--- Working data ---

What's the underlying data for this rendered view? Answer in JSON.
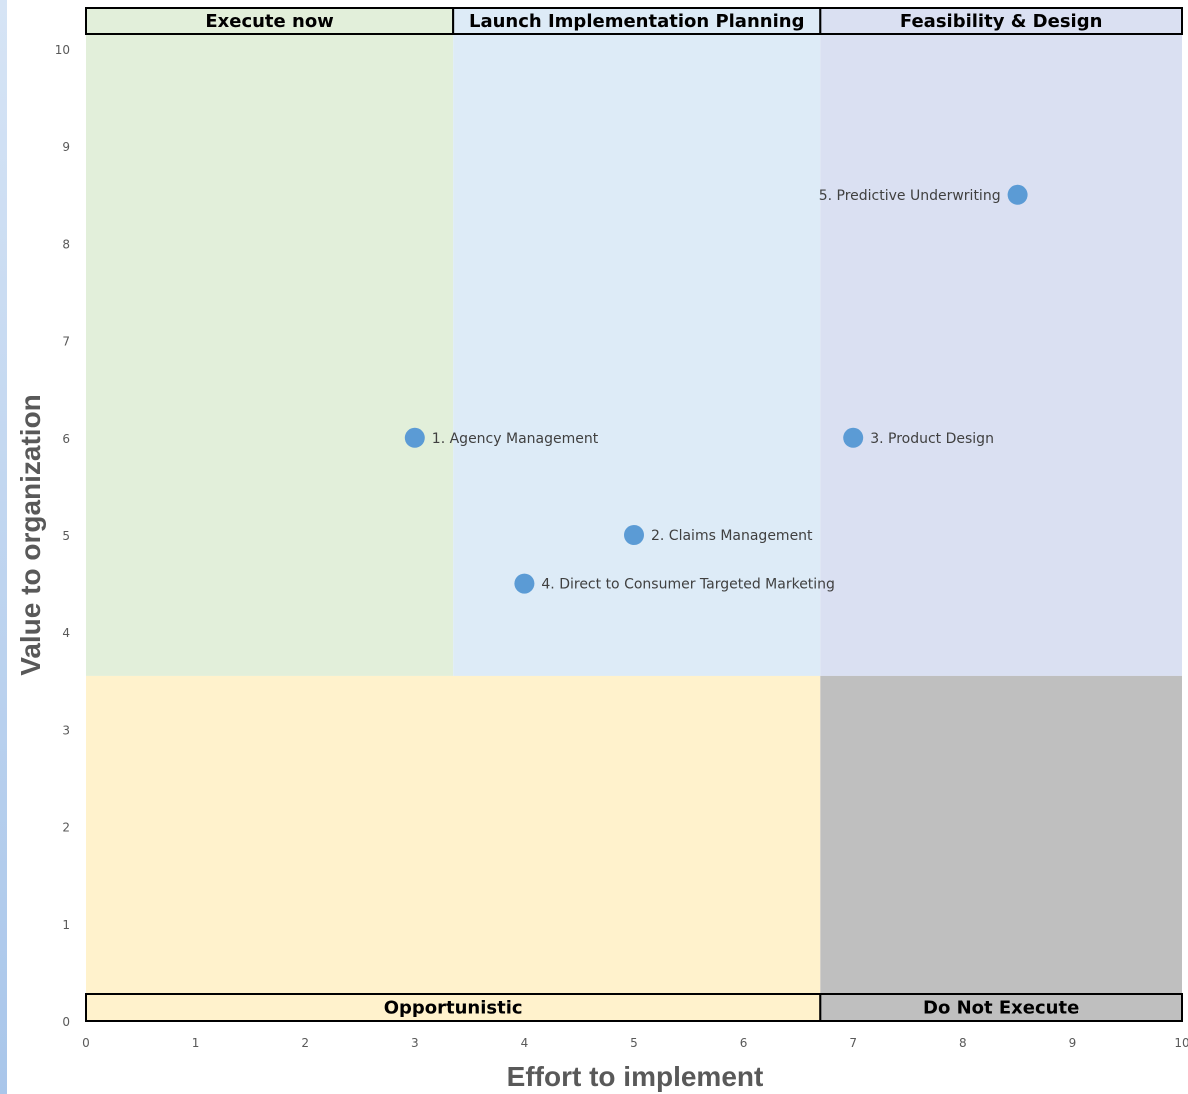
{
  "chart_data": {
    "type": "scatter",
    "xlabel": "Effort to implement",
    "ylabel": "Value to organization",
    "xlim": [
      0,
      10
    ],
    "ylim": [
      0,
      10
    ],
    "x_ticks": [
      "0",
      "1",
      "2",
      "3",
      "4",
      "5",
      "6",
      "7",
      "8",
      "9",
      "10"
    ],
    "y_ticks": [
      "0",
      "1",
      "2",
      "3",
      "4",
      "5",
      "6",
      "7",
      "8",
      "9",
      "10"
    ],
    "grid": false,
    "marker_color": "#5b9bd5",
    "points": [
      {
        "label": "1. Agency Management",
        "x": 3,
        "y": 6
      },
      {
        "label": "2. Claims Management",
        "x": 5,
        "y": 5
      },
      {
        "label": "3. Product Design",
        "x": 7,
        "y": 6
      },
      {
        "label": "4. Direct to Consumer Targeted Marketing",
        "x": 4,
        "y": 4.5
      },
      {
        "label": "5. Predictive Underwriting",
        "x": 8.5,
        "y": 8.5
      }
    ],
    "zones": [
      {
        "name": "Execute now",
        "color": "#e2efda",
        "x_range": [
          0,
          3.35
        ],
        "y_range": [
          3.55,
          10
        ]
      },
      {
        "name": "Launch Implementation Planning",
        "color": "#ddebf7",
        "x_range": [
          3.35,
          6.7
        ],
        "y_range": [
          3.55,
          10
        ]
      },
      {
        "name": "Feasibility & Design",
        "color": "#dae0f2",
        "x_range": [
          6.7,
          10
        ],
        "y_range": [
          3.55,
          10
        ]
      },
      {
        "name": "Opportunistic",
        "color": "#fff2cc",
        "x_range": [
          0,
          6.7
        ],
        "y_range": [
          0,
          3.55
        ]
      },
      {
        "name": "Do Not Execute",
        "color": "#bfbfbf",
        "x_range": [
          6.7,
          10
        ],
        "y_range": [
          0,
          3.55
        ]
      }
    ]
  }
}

---
--- Working data ---

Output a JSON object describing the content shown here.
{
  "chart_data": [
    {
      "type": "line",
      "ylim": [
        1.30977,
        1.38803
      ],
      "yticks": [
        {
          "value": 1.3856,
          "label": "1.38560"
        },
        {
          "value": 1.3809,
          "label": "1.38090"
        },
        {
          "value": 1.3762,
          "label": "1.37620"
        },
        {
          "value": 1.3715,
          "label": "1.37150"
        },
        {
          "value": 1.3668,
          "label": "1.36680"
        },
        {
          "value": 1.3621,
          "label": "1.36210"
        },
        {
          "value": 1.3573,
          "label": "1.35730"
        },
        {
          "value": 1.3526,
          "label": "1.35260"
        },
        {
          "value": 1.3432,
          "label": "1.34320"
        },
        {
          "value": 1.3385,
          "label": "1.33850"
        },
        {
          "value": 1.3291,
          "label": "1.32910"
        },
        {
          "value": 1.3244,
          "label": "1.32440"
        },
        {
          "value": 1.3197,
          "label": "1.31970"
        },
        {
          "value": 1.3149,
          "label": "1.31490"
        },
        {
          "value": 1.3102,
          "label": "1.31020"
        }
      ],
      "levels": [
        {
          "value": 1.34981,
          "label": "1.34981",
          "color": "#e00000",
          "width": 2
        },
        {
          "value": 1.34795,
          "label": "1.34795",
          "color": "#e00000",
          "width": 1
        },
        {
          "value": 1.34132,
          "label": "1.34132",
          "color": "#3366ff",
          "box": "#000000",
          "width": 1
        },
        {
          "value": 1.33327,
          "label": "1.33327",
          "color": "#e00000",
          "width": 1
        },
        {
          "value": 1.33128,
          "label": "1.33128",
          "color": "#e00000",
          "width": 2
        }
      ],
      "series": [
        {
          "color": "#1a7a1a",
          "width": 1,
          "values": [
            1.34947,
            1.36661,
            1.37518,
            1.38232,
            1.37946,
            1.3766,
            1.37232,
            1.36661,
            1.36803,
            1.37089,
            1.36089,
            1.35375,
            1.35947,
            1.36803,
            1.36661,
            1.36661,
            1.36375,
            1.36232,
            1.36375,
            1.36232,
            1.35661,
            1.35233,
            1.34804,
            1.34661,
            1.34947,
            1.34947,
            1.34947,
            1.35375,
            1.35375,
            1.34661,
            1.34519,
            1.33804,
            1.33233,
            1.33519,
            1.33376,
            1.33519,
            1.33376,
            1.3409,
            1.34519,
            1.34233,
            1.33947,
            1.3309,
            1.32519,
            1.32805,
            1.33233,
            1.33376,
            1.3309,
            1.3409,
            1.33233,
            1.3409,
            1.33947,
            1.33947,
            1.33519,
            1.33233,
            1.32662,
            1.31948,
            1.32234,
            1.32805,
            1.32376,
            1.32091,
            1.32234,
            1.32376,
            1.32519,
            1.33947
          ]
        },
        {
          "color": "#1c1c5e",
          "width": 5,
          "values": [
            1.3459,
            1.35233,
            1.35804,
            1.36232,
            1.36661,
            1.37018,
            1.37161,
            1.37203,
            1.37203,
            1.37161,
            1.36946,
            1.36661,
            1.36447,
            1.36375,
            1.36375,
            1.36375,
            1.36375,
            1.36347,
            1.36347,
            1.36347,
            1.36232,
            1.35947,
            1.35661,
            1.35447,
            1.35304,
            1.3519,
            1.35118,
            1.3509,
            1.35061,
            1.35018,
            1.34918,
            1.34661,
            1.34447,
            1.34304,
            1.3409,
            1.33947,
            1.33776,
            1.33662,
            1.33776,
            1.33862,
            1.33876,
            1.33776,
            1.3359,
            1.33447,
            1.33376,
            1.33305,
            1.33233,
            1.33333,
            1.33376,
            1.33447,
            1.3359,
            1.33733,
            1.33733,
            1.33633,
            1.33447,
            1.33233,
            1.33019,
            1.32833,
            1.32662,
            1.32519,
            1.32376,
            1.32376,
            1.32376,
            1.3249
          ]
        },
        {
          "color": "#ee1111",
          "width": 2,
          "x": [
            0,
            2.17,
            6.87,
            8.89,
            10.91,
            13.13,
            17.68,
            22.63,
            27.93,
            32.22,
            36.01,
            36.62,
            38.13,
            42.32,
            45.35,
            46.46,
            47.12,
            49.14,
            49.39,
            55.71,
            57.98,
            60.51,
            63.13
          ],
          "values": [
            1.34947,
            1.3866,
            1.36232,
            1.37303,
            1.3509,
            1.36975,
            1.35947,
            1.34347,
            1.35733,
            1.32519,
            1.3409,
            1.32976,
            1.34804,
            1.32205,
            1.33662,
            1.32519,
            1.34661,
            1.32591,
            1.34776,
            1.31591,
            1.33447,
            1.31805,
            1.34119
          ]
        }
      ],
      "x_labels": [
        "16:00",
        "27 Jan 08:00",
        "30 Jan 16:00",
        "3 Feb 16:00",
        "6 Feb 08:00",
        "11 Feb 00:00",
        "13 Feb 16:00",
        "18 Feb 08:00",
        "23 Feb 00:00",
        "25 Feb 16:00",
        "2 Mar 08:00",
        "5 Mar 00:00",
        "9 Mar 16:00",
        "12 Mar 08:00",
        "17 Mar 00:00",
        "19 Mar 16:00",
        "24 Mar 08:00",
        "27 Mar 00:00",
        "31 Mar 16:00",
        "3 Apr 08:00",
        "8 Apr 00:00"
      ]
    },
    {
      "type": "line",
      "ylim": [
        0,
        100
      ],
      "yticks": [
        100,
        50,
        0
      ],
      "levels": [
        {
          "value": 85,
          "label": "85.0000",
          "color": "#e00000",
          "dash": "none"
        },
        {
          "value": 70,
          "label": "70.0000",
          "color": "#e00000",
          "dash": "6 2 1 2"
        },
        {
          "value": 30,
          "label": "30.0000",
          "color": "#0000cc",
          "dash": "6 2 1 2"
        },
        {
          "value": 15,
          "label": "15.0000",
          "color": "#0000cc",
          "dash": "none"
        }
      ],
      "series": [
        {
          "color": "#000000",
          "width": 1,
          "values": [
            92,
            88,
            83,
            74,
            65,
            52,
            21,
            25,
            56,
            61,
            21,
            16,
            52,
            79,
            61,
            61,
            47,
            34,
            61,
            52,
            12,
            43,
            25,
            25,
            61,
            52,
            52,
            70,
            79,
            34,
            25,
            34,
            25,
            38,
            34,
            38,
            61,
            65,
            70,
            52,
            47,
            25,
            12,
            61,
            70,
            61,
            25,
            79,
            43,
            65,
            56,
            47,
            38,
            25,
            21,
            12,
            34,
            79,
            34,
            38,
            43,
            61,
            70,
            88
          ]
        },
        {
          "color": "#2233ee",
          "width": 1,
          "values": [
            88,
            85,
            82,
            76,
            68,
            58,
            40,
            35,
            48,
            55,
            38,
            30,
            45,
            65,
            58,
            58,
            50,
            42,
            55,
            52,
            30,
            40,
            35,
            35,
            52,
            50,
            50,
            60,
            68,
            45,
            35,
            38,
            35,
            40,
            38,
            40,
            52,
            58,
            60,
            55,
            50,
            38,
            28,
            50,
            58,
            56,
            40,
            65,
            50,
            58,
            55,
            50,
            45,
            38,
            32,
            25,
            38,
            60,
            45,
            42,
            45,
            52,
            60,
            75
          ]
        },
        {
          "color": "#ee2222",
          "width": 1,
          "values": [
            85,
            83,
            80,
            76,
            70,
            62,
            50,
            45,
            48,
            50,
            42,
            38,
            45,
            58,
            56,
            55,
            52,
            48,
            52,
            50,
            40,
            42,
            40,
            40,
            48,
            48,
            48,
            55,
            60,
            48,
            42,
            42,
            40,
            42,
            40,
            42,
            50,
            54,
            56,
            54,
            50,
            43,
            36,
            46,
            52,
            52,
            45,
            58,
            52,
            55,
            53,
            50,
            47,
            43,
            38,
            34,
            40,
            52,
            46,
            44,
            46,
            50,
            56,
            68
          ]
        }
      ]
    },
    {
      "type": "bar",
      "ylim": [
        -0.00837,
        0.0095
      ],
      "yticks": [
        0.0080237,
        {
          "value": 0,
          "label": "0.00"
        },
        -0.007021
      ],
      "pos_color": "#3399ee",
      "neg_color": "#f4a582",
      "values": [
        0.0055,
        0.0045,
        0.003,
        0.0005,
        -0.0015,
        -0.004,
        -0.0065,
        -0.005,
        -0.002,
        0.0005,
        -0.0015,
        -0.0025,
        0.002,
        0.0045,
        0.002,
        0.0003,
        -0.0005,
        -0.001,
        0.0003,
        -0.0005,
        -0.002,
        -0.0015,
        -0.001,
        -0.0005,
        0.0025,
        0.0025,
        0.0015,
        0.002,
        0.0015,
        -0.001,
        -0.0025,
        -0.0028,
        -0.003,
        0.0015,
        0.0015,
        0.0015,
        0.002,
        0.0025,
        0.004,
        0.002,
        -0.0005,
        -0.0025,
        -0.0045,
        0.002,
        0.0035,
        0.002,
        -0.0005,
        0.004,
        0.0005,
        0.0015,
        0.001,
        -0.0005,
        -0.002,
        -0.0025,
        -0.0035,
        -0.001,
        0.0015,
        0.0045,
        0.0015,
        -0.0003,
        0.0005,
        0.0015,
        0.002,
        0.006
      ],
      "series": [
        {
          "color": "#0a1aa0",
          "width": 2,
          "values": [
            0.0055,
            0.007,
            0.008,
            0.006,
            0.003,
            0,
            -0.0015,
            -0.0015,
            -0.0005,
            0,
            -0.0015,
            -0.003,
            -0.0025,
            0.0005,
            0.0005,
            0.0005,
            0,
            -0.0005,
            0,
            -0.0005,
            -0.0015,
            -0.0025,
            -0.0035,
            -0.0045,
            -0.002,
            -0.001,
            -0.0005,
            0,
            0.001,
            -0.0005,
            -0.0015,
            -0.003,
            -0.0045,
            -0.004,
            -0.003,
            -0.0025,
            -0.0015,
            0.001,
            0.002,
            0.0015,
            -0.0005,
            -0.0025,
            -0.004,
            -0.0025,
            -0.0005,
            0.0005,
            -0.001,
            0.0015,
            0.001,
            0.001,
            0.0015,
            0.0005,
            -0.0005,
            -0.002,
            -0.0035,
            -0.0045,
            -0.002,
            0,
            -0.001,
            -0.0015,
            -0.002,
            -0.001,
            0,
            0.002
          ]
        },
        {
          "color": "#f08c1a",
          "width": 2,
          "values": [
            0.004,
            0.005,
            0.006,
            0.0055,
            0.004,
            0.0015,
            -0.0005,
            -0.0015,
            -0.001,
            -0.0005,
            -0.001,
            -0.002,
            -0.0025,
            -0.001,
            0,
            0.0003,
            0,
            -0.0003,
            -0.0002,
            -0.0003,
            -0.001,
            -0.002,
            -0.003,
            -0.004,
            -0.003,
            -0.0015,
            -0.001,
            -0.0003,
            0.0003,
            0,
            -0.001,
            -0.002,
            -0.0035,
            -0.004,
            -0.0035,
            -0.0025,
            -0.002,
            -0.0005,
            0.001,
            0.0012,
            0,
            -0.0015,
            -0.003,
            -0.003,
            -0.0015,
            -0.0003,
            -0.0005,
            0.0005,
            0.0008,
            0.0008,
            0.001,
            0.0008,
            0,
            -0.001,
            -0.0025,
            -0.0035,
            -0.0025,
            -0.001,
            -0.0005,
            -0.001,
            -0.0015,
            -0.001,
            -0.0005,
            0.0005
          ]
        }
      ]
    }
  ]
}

---

Given problem >> Establish how many lines of the material above hold the word "Management". Nothing but the count should be returned.

Full answer >> 2